Task to complete:
Go through the data below line by line and count those containing the word "मतपत". Reply with the count only.

--------------------

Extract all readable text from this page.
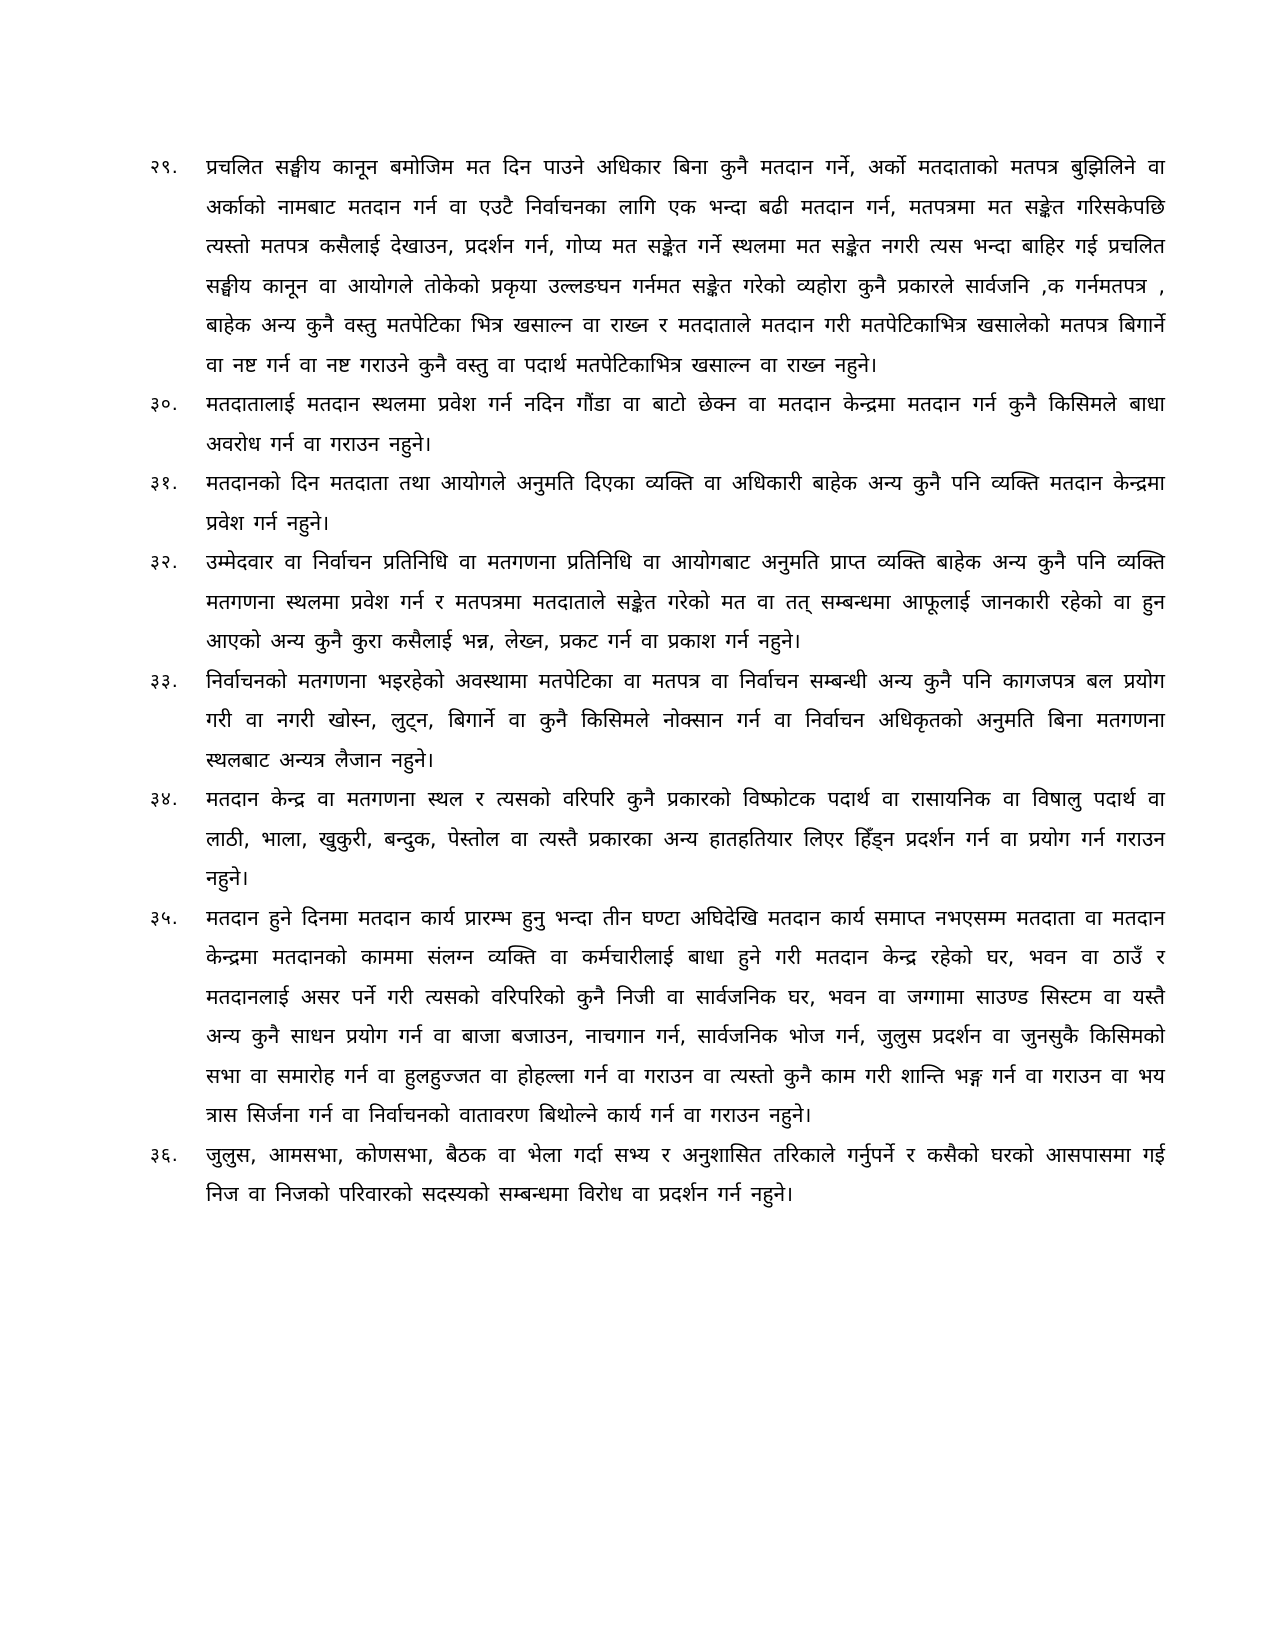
२९.	प्रचलित सङ्घीय कानून बमोजिम मत दिन पाउने अधिकार बिना कुनै मतदान गर्ने, अर्को मतदाताको मतपत्र बुझिलिने वा अर्काको नामबाट मतदान गर्न वा एउटै निर्वाचनका लागि एक भन्दा बढी मतदान गर्न, मतपत्रमा मत सङ्केत गरिसकेपछि त्यस्तो मतपत्र कसैलाई देखाउन, प्रदर्शन गर्न, गोप्य मत सङ्केत गर्ने स्थलमा मत सङ्केत नगरी त्यस भन्दा बाहिर गई प्रचलित सङ्घीय कानून वा आयोगले तोकेको प्रकृया उल्लङघन गर्नमत सङ्केत गरेको व्यहोरा कुनै प्रकारले सार्वजनि ,क गर्नमतपत्र , बाहेक अन्य कुनै वस्तु मतपेटिका भित्र खसाल्न वा राख्न र मतदाताले मतदान गरी मतपेटिकाभित्र खसालेको मतपत्र बिगार्ने वा नष्ट गर्न वा नष्ट गराउने कुनै वस्तु वा पदार्थ मतपेटिकाभित्र खसाल्न वा राख्न नहुने।
३०.	मतदातालाई मतदान स्थलमा प्रवेश गर्न नदिन गौंडा वा बाटो छेक्न वा मतदान केन्द्रमा मतदान गर्न कुनै किसिमले बाधा अवरोध गर्न वा गराउन नहुने।
३१.	मतदानको दिन मतदाता तथा आयोगले अनुमति दिएका व्यक्ति वा अधिकारी बाहेक अन्य कुनै पनि व्यक्ति मतदान केन्द्रमा प्रवेश गर्न नहुने।
३२.	उम्मेदवार वा निर्वाचन प्रतिनिधि वा मतगणना प्रतिनिधि वा आयोगबाट अनुमति प्राप्त व्यक्ति बाहेक अन्य कुनै पनि व्यक्ति मतगणना स्थलमा प्रवेश गर्न र मतपत्रमा मतदाताले सङ्केत गरेको मत वा तत् सम्बन्धमा आफूलाई जानकारी रहेको वा हुन आएको अन्य कुनै कुरा कसैलाई भन्न, लेख्न, प्रकट गर्न वा प्रकाश गर्न नहुने।
३३.	निर्वाचनको मतगणना भइरहेको अवस्थामा मतपेटिका वा मतपत्र वा निर्वाचन सम्बन्धी अन्य कुनै पनि कागजपत्र बल प्रयोग गरी वा नगरी खोस्न, लुट्न, बिगार्ने वा कुनै किसिमले नोक्सान गर्न वा निर्वाचन अधिकृतको अनुमति बिना मतगणना स्थलबाट अन्यत्र लैजान नहुने।
३४.	मतदान केन्द्र वा मतगणना स्थल र त्यसको वरिपरि कुनै प्रकारको विष्फोटक पदार्थ वा रासायनिक वा विषालु पदार्थ वा लाठी, भाला, खुकुरी, बन्दुक, पेस्तोल वा त्यस्तै प्रकारका अन्य हातहतियार लिएर हिँड्न प्रदर्शन गर्न वा प्रयोग गर्न गराउन नहुने।
३५.	मतदान हुने दिनमा मतदान कार्य प्रारम्भ हुनु भन्दा तीन घण्टा अघिदेखि मतदान कार्य समाप्त नभएसम्म मतदाता वा मतदान केन्द्रमा मतदानको काममा संलग्न व्यक्ति वा कर्मचारीलाई बाधा हुने गरी मतदान केन्द्र रहेको घर, भवन वा ठाउँ र मतदानलाई असर पर्ने गरी त्यसको वरिपरिको कुनै निजी वा सार्वजनिक घर, भवन वा जग्गामा साउण्ड सिस्टम वा यस्तै अन्य कुनै साधन प्रयोग गर्न वा बाजा बजाउन, नाचगान गर्न, सार्वजनिक भोज गर्न, जुलुस प्रदर्शन वा जुनसुकै किसिमको सभा वा समारोह गर्न वा हुलहुज्जत वा होहल्ला गर्न वा गराउन वा त्यस्तो कुनै काम गरी शान्ति भङ्ग गर्न वा गराउन वा भय त्रास सिर्जना गर्न वा निर्वाचनको वातावरण बिथोल्ने कार्य गर्न वा गराउन नहुने।
३६.	जुलुस, आमसभा, कोणसभा, बैठक वा भेला गर्दा सभ्य र अनुशासित तरिकाले गर्नुपर्ने र कसैको घरको आसपासमा गई निज वा निजको परिवारको सदस्यको सम्बन्धमा विरोध वा प्रदर्शन गर्न नहुने।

--------------------

Complete output:
3